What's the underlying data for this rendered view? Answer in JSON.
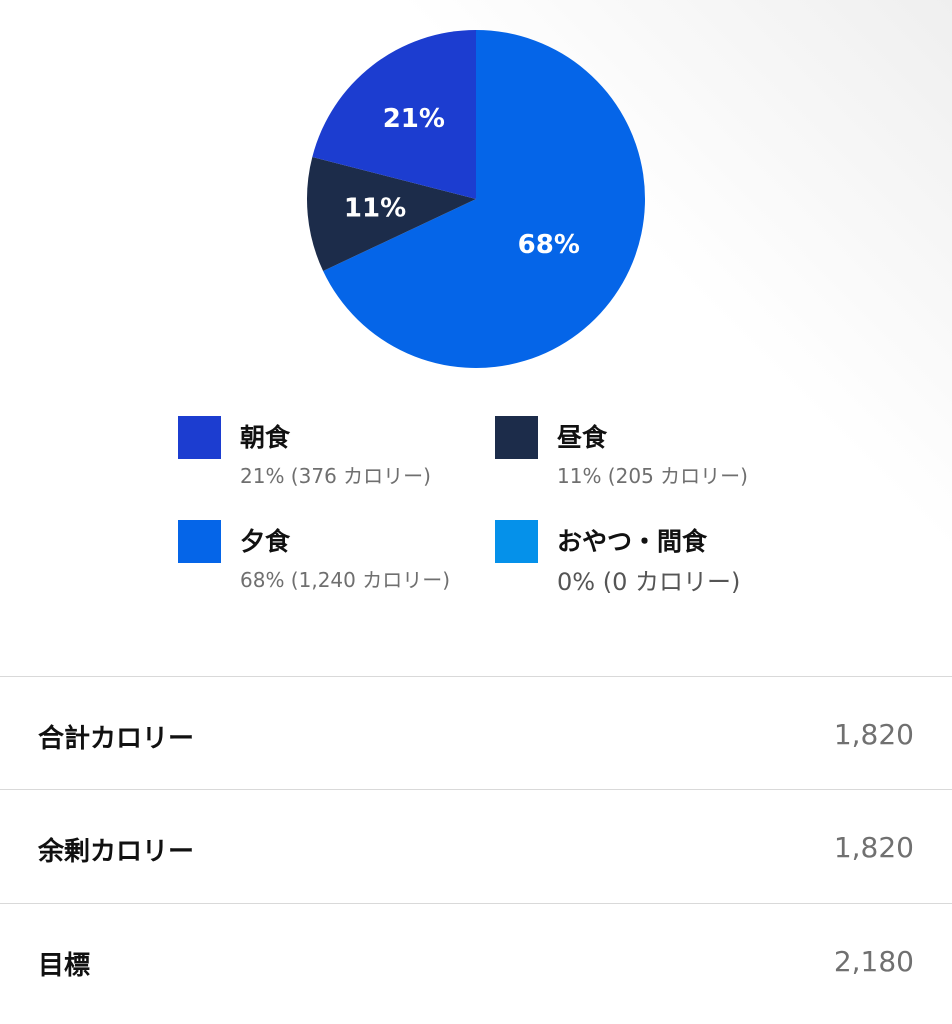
{
  "chart_data": {
    "type": "pie",
    "slices": [
      {
        "label": "夕食",
        "percent": 68,
        "calories": 1240,
        "color": "#0565e8",
        "display": "68%"
      },
      {
        "label": "昼食",
        "percent": 11,
        "calories": 205,
        "color": "#1c2c4a",
        "display": "11%"
      },
      {
        "label": "朝食",
        "percent": 21,
        "calories": 376,
        "color": "#1c3dd0",
        "display": "21%"
      }
    ]
  },
  "legend": [
    {
      "name": "朝食",
      "detail": "21% (376 カロリー)",
      "color": "#1c3dd0"
    },
    {
      "name": "昼食",
      "detail": "11% (205 カロリー)",
      "color": "#1c2c4a"
    },
    {
      "name": "夕食",
      "detail": "68% (1,240 カロリー)",
      "color": "#0565e8"
    },
    {
      "name": "おやつ・間食",
      "detail": "0% (0 カロリー)",
      "color": "#0591ea"
    }
  ],
  "stats": [
    {
      "label": "合計カロリー",
      "value": "1,820"
    },
    {
      "label": "余剰カロリー",
      "value": "1,820"
    },
    {
      "label": "目標",
      "value": "2,180"
    }
  ]
}
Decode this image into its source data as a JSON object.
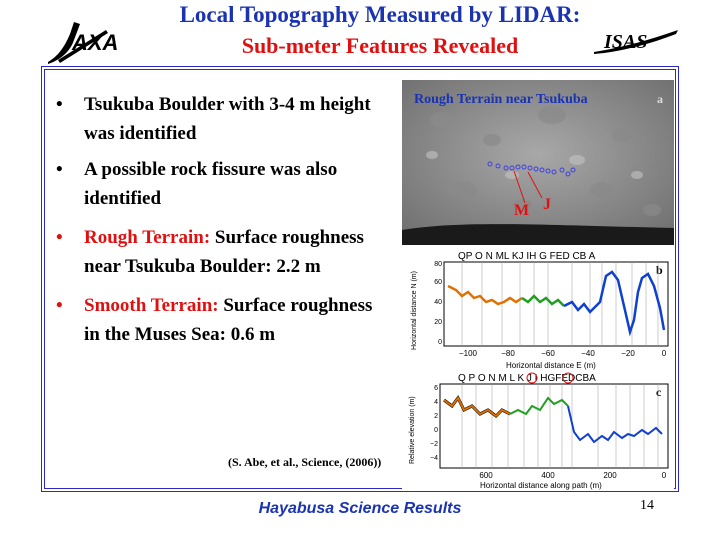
{
  "header": {
    "title_line1": "Local Topography Measured by LIDAR:",
    "title_line2": "Sub-meter Features Revealed",
    "logo_left": "JAXA",
    "logo_right": "ISAS"
  },
  "bullets": [
    {
      "lead": "",
      "text": "Tsukuba Boulder with 3-4 m height was identified"
    },
    {
      "lead": "",
      "text": "A possible rock fissure was also identified"
    },
    {
      "lead": "Rough Terrain:",
      "text": " Surface roughness near Tsukuba Boulder: 2.2 m"
    },
    {
      "lead": "Smooth Terrain:",
      "text": " Surface roughness in the Muses Sea: 0.6 m"
    }
  ],
  "citation": "(S. Abe, et al., Science, (2006))",
  "footer": "Hayabusa Science Results",
  "page_number": "14",
  "figure": {
    "photo_label": "Rough Terrain near Tsukuba",
    "panel_a": "a",
    "marker_m": "M",
    "marker_j": "J",
    "panel_b": {
      "tag": "b",
      "letters": "QP O N ML KJ IH G FED CB A",
      "ylabel": "Horizontal distance N (m)",
      "xlabel": "Horizontal distance E (m)",
      "xticks": [
        "−100",
        "−80",
        "−60",
        "−40",
        "−20",
        "0"
      ],
      "yticks": [
        "0",
        "20",
        "40",
        "60",
        "80"
      ]
    },
    "panel_c": {
      "tag": "c",
      "letters": "Q P O N M L K J I HGFEDCBA",
      "ylabel": "Relative elevation (m)",
      "xlabel": "Horizontal distance along path (m)",
      "xticks": [
        "600",
        "400",
        "200",
        "0"
      ],
      "yticks": [
        "6",
        "4",
        "2",
        "0",
        "−2",
        "−4"
      ]
    }
  },
  "colors": {
    "title_blue": "#1a33b3",
    "accent_red": "#e01010",
    "frame_blue": "#2a2acc"
  }
}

-- -- --

**GOAL**.
Extract all lines that hold the word "distance".

**COMPLETE RESPONSE**.
      "ylabel": "Horizontal distance N (m)",
      "xlabel": "Horizontal distance E (m)",
      "xlabel": "Horizontal distance along path (m)",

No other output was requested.